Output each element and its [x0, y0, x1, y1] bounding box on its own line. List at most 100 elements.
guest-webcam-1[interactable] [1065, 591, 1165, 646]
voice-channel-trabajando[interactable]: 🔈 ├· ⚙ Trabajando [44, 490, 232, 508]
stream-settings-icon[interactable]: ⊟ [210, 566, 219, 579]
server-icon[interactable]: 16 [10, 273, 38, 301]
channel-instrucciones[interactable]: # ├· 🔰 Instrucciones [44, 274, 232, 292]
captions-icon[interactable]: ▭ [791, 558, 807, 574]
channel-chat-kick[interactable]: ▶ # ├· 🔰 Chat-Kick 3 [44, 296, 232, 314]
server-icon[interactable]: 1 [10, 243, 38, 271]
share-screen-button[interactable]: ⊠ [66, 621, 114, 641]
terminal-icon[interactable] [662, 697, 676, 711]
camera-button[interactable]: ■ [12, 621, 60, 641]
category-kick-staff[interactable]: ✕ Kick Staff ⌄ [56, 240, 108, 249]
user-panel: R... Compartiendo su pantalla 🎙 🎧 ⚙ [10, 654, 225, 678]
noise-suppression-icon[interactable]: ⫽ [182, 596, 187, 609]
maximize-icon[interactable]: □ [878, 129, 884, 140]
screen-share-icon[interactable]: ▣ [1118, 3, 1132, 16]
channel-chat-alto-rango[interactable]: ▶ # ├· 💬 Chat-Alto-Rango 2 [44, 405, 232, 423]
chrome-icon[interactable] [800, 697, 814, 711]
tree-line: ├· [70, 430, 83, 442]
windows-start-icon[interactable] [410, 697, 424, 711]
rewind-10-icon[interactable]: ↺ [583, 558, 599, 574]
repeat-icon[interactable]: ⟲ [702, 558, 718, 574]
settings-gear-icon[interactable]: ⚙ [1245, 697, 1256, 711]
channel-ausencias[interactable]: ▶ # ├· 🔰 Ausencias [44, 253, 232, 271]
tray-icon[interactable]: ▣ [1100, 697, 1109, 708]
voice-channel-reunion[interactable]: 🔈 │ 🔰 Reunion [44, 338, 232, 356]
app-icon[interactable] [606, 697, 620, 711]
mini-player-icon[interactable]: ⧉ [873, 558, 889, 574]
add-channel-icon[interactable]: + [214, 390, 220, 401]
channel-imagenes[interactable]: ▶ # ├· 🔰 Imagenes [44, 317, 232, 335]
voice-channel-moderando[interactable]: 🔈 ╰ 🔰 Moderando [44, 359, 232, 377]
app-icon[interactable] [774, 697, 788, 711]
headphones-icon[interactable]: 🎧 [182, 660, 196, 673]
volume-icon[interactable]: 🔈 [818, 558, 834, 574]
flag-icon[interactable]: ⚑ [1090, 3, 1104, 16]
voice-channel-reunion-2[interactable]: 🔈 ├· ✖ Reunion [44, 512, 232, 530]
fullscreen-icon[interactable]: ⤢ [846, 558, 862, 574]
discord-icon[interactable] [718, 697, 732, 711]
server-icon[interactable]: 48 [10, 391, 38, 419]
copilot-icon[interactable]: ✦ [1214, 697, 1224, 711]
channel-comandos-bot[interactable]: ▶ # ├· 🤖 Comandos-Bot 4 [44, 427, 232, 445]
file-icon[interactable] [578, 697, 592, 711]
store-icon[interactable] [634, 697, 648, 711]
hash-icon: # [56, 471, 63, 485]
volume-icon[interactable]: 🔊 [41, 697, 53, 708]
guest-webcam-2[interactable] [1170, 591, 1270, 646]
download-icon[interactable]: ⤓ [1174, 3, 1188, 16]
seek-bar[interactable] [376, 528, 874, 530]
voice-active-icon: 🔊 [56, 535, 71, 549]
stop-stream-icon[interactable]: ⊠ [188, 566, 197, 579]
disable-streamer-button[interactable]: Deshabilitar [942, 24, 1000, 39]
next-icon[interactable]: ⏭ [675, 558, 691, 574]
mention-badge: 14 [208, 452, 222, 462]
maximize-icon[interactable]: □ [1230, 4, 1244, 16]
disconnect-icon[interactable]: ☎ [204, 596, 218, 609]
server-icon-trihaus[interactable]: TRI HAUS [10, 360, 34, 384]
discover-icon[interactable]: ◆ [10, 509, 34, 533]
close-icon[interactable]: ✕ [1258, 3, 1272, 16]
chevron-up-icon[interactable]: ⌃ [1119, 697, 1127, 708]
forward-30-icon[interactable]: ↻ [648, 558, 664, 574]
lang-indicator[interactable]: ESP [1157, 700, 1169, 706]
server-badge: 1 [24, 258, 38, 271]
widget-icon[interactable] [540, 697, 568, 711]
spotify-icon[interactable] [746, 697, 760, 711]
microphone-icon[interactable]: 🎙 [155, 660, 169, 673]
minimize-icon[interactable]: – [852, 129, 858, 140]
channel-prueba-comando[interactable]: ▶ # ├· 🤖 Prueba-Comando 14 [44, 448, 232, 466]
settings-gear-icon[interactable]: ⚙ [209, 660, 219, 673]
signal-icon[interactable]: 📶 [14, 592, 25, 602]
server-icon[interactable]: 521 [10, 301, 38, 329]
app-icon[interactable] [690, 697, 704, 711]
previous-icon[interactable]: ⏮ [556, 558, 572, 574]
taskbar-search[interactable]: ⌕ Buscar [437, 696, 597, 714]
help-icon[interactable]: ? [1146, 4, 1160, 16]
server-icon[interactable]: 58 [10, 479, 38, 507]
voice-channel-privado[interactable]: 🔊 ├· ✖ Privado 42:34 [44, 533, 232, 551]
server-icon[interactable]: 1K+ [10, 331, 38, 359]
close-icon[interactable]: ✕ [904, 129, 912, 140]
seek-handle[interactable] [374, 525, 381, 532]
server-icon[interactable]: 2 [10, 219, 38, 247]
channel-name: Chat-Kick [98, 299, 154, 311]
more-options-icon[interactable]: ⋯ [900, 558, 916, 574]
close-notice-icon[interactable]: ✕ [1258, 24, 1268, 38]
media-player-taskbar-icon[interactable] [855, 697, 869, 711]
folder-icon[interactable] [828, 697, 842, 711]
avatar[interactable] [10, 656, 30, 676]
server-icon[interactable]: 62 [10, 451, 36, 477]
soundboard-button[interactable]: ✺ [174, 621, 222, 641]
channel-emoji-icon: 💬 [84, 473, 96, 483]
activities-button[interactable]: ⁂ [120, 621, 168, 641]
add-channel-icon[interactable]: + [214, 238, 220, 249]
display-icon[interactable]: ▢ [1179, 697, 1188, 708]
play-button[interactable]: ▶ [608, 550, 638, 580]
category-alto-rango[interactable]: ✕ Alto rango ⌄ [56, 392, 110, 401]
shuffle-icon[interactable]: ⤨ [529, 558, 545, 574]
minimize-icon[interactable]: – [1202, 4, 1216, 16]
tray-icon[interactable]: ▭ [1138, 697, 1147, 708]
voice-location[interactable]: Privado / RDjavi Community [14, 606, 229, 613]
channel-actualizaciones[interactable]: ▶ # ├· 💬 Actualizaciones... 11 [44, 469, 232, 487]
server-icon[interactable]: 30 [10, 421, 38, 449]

The problem »
Work through the records above and count the lines that hold the string "category". Please give only that figure.

Exercise answer »
2